■ Input records:
━━━━━━━━━━━━━━━━

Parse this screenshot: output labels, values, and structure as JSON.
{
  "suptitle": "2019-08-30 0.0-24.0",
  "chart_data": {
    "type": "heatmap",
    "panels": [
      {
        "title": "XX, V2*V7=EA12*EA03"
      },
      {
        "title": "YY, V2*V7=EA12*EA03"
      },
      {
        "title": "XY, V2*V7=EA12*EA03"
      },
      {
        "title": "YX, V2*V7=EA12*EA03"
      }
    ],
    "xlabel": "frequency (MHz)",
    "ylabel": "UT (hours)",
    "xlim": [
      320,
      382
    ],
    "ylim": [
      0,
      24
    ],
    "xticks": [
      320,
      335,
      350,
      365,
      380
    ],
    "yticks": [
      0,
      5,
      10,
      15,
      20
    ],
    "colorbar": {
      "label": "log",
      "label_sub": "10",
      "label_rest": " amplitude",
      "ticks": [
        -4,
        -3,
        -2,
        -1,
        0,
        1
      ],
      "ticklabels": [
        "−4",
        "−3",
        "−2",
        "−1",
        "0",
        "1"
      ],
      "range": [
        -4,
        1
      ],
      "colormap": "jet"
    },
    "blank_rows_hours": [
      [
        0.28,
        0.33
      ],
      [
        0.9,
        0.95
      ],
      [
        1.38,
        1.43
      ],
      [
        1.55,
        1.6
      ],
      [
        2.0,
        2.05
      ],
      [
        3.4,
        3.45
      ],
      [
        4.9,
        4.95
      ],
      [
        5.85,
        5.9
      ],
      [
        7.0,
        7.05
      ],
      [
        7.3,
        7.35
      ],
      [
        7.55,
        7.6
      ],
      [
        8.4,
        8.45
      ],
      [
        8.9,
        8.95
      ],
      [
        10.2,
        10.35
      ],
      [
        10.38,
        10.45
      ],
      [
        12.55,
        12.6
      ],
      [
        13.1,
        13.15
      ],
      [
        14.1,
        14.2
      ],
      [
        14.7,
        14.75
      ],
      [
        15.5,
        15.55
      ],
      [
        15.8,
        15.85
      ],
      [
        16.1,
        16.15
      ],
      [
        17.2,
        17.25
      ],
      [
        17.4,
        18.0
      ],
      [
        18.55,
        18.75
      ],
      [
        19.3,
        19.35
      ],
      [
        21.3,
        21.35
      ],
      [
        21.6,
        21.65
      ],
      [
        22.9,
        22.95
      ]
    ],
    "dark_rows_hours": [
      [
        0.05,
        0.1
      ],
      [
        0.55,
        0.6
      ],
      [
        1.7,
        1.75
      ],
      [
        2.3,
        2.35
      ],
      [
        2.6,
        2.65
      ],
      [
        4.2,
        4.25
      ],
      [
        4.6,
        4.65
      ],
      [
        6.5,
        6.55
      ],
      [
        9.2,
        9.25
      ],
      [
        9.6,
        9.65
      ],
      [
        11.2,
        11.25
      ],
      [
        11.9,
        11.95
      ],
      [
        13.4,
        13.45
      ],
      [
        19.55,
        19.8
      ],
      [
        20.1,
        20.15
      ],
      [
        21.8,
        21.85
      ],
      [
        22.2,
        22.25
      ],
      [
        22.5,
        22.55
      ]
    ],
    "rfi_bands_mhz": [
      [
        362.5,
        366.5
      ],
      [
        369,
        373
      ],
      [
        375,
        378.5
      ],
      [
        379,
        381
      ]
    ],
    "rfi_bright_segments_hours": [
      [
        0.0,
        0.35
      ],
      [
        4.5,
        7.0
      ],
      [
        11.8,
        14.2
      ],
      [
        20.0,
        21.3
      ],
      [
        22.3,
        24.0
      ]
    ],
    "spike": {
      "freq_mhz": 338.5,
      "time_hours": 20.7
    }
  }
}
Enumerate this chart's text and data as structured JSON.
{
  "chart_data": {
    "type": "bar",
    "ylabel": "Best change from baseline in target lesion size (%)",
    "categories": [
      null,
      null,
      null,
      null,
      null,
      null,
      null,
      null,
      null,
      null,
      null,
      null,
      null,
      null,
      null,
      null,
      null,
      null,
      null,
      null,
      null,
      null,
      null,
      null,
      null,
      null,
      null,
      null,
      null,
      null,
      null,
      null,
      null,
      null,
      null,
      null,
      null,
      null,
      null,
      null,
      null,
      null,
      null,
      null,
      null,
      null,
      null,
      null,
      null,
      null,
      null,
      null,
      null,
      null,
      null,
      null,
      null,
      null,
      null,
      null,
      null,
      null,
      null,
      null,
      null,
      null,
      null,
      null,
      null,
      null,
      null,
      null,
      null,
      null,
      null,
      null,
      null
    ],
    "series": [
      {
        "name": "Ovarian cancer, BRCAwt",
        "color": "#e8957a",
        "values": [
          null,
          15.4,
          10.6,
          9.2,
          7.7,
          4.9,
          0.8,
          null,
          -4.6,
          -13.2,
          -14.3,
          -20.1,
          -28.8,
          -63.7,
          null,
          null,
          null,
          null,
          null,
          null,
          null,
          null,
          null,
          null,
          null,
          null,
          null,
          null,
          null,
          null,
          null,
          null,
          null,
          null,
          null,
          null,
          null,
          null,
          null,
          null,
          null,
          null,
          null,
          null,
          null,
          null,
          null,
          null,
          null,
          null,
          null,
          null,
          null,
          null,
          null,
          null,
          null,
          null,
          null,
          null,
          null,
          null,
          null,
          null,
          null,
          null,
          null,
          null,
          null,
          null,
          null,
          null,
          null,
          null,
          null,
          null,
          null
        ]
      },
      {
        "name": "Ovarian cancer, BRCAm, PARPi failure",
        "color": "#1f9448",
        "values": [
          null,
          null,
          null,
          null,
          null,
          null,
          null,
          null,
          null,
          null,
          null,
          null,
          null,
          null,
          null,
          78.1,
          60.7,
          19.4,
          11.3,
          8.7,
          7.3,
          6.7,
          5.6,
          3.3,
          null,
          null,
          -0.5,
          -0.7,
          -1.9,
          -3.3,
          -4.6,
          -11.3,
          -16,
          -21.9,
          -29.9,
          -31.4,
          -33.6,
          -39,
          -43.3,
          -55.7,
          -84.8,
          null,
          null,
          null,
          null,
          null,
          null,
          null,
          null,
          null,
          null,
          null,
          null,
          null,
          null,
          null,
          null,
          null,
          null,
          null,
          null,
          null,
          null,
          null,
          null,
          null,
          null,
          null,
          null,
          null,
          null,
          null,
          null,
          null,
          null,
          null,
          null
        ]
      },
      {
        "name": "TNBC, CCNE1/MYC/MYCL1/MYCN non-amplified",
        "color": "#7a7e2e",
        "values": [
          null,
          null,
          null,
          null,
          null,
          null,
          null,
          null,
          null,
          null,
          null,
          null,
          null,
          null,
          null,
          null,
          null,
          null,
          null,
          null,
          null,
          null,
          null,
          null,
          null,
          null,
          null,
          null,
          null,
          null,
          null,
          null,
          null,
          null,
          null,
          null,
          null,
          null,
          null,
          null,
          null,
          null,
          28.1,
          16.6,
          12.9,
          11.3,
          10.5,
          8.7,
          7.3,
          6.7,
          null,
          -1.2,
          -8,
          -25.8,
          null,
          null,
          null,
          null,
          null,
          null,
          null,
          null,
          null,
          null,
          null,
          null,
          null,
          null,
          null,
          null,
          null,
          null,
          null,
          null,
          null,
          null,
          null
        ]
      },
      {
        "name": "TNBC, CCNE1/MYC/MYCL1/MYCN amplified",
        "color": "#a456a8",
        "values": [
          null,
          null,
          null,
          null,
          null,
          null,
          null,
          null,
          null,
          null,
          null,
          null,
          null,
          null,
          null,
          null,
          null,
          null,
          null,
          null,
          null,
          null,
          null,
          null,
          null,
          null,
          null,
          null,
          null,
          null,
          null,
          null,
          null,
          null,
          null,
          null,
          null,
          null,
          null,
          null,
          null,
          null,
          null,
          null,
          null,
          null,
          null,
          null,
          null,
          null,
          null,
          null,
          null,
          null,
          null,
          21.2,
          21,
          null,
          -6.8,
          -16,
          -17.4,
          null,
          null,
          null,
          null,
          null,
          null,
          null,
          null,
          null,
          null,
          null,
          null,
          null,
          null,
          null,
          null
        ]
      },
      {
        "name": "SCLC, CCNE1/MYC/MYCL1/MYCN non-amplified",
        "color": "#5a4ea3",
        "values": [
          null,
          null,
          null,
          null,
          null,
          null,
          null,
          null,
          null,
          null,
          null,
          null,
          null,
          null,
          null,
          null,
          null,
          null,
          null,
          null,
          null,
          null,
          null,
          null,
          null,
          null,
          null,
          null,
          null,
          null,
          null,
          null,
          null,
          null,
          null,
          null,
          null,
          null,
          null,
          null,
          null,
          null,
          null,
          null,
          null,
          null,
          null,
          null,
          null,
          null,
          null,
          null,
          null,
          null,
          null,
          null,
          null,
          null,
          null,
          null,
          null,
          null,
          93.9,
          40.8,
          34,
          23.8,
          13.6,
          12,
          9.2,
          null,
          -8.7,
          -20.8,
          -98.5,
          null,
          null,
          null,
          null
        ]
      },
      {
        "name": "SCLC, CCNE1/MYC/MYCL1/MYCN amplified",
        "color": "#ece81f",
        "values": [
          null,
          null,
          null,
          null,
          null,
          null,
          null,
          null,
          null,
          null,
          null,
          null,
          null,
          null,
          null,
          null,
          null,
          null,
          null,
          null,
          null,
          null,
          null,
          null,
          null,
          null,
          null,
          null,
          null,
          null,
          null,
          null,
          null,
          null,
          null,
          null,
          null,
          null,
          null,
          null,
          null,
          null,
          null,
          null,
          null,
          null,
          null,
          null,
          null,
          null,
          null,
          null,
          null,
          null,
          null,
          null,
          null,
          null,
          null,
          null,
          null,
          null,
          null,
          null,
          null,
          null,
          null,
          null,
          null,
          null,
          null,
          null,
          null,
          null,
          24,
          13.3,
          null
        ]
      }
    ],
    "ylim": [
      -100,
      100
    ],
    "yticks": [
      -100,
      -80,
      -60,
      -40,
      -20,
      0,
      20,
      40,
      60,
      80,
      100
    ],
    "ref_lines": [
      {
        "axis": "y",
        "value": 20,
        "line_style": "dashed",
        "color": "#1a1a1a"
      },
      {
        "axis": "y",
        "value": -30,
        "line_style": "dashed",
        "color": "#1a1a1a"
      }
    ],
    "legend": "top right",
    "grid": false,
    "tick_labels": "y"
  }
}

━━━━━━━━━━━━━━━━

■ Work to be completed: Collect every line above that contains the word "Ovarian".

■ Response to this task:
        "name": "Ovarian cancer, BRCAwt",
        "name": "Ovarian cancer, BRCAm, PARPi failure",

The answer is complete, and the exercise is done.